■ SET EXERCISE: State how many lines of the entries include the string "diagnósticos", please, leaving out everything but the number.

■ DATA ROWS:
------------------------------------------------------------------------

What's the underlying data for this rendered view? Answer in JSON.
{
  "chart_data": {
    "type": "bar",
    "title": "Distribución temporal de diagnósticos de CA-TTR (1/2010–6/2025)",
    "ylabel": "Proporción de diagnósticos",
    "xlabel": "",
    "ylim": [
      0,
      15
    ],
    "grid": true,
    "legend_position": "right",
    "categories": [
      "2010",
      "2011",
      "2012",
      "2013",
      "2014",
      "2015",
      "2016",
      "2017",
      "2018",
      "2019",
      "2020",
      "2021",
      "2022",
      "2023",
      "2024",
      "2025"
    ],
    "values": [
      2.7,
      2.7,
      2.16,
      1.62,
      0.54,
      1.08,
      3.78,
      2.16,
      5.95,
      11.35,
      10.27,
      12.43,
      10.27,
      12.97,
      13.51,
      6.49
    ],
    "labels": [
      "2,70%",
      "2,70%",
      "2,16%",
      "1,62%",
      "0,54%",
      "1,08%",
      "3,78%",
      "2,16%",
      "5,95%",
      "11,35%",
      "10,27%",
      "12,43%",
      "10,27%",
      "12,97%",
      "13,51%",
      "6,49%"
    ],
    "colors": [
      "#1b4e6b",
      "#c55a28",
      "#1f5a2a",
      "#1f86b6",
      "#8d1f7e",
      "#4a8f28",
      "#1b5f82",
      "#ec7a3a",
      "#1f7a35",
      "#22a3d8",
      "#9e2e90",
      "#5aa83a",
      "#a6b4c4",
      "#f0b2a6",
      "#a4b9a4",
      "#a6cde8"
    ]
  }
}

------------------------------------------------------------------------

■ TASK SOLUTION: 2